[Begin Supplied records]

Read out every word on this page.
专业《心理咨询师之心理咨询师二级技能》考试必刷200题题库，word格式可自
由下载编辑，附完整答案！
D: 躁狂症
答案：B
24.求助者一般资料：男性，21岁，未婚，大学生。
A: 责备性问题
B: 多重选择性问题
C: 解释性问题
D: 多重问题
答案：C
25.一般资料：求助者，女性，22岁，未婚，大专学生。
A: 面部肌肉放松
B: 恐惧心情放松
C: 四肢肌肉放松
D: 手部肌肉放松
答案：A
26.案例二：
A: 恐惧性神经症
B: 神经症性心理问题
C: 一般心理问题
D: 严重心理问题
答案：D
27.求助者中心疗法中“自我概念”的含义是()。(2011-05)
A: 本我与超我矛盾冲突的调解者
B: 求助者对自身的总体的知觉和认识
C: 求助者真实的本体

[End Supplied records]

*Aim of the task*. Write out every entry word for word.

*Written response*.
Read out every word on this page.
专业《心理咨询师之心理咨询师二级技能》考试必刷200题题库，word格式可自
由下载编辑，附完整答案！
D: 躁狂症
答案：B
24.求助者一般资料：男性，21岁，未婚，大学生。
A: 责备性问题
B: 多重选择性问题
C: 解释性问题
D: 多重问题
答案：C
25.一般资料：求助者，女性，22岁，未婚，大专学生。
A: 面部肌肉放松
B: 恐惧心情放松
C: 四肢肌肉放松
D: 手部肌肉放松
答案：A
26.案例二：
A: 恐惧性神经症
B: 神经症性心理问题
C: 一般心理问题
D: 严重心理问题
答案：D
27.求助者中心疗法中“自我概念”的含义是()。(2011-05)
A: 本我与超我矛盾冲突的调解者
B: 求助者对自身的总体的知觉和认识
C: 求助者真实的本体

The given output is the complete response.